Taking the data below, please print only the lines from the line holding "What data populates" to the line holding "Extract the chart's", inclusive, with pictures omitted.

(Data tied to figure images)
┄┄┄┄┄┄┄┄┄┄

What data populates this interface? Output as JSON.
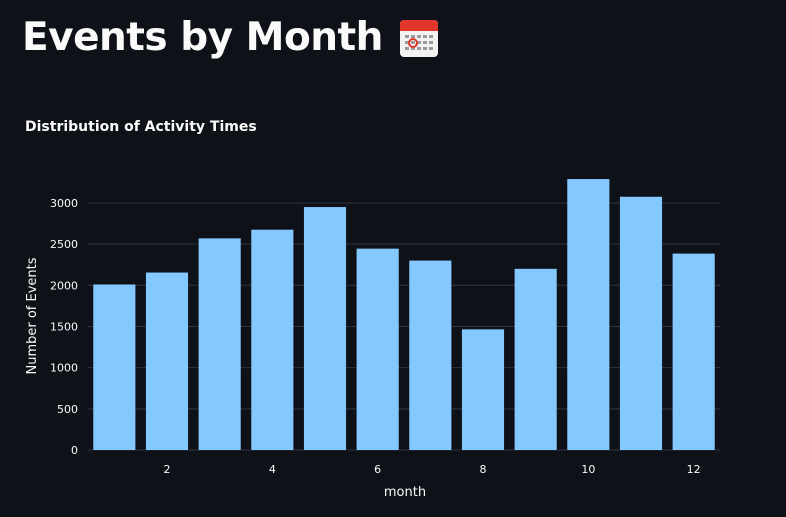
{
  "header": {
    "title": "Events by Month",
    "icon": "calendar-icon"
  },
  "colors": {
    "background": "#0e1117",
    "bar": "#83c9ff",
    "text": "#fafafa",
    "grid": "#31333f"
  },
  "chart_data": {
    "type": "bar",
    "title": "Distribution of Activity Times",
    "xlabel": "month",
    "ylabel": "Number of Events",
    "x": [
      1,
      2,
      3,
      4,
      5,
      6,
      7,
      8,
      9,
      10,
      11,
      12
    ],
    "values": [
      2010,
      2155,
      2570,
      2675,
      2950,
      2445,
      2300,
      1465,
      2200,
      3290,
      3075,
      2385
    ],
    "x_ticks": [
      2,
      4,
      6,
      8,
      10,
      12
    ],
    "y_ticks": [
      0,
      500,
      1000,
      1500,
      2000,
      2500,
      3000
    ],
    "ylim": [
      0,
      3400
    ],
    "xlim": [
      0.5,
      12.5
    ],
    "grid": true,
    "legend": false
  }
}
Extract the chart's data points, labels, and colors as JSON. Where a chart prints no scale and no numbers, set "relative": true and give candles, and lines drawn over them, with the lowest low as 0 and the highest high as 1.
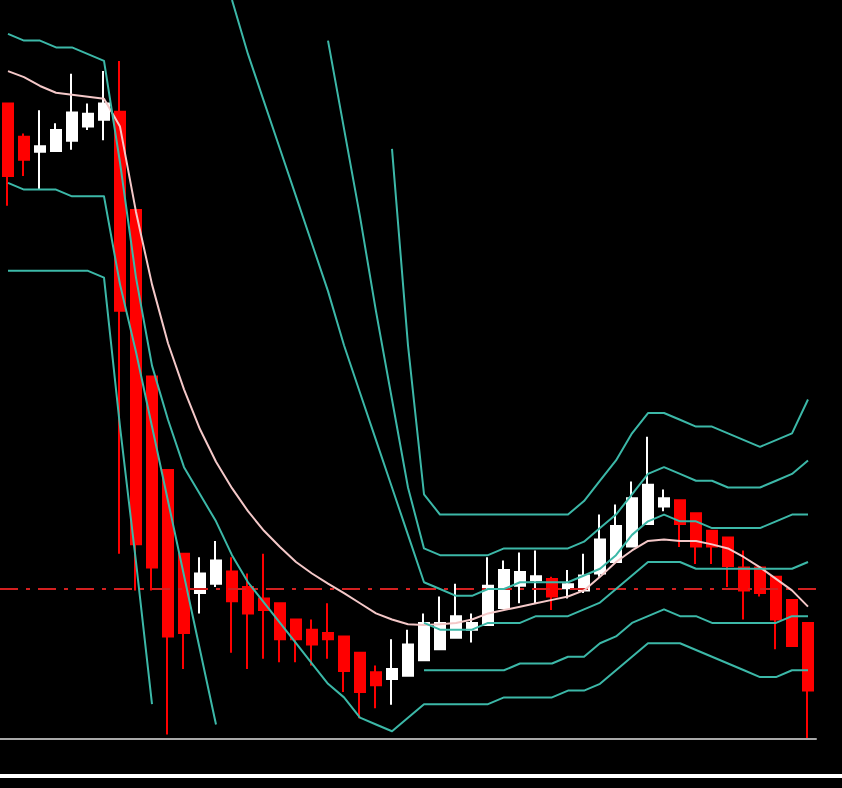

┄┄┄┄┄┄┄┄┄┄

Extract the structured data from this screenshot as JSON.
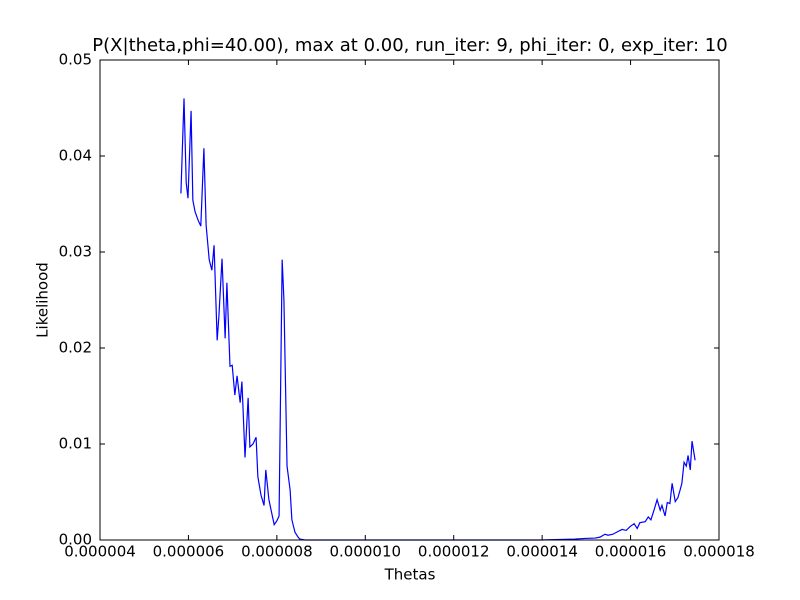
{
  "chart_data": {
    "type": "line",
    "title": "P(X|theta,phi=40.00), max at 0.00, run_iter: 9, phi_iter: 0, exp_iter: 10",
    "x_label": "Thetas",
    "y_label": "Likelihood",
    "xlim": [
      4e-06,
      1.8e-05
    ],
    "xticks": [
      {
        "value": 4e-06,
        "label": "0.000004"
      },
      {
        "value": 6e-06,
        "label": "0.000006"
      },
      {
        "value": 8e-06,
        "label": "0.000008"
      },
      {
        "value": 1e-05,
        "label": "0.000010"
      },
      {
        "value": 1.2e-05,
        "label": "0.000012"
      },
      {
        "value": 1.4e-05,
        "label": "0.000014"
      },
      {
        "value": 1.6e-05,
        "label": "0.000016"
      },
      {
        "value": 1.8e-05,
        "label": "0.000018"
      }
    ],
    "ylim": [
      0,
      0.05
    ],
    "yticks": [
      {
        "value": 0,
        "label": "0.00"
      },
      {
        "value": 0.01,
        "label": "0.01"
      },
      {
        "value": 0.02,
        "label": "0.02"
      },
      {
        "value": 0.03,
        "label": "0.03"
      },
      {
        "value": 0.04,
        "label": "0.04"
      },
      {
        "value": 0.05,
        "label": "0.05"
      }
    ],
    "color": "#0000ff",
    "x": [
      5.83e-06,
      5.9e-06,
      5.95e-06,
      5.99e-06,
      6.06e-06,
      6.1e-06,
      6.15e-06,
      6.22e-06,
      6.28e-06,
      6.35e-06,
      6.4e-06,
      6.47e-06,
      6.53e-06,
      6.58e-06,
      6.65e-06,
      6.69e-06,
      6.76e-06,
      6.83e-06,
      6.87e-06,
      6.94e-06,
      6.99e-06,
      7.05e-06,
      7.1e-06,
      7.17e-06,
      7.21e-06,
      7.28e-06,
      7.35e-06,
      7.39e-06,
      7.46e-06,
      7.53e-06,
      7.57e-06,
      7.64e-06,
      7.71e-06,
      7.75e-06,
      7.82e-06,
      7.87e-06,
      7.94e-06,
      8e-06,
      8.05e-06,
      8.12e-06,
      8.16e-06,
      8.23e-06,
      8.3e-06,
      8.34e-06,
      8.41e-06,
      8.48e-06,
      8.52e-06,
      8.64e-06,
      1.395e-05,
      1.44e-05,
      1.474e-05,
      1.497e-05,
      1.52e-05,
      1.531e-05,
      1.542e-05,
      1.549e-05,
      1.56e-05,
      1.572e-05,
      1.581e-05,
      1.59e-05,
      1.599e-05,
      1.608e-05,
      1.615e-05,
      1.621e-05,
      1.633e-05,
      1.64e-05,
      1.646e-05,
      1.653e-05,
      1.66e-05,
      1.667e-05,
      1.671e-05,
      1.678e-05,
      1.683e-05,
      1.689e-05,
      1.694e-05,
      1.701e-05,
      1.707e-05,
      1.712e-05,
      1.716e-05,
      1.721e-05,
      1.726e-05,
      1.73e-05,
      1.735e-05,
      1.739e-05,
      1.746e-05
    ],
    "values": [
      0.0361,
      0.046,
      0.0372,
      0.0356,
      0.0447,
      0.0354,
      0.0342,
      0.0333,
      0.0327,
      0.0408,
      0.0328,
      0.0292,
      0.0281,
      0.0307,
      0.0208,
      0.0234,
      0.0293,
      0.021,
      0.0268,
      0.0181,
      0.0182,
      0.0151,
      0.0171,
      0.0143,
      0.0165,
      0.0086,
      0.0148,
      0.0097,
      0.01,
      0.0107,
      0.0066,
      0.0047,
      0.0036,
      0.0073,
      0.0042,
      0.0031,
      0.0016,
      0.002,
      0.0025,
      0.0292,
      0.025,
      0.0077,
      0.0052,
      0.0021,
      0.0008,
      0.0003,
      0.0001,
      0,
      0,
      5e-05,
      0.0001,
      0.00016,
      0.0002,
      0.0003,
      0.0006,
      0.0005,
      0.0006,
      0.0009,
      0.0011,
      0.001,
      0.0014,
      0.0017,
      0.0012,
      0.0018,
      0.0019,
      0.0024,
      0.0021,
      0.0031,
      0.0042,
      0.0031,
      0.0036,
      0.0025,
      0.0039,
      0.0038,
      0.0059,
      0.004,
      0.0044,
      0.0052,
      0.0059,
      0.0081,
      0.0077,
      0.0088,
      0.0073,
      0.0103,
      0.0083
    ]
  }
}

┄┄┄┄┄┄┄┄┄┄

- _Task solution_:
What data populates this interface? Output as JSON.
{
  "header": {
    "title": "Events by Month",
    "icon": "calendar-icon"
  },
  "colors": {
    "background": "#0e1117",
    "bar": "#83c9ff",
    "text": "#fafafa",
    "grid": "#31333f"
  },
  "chart_data": {
    "type": "bar",
    "title": "Distribution of Activity Times",
    "xlabel": "month",
    "ylabel": "Number of Events",
    "x": [
      1,
      2,
      3,
      4,
      5,
      6,
      7,
      8,
      9,
      10,
      11,
      12
    ],
    "values": [
      2010,
      2155,
      2570,
      2675,
      2950,
      2445,
      2300,
      1465,
      2200,
      3290,
      3075,
      2385
    ],
    "x_ticks": [
      2,
      4,
      6,
      8,
      10,
      12
    ],
    "y_ticks": [
      0,
      500,
      1000,
      1500,
      2000,
      2500,
      3000
    ],
    "ylim": [
      0,
      3400
    ],
    "xlim": [
      0.5,
      12.5
    ],
    "grid": true,
    "legend": false
  }
}
Extract the chart's data points, labels, and colors as JSON. Where a chart prints no scale and no numbers, set "relative": true and give candles, and lines drawn over them, with the lowest low as 0 and the highest high as 1.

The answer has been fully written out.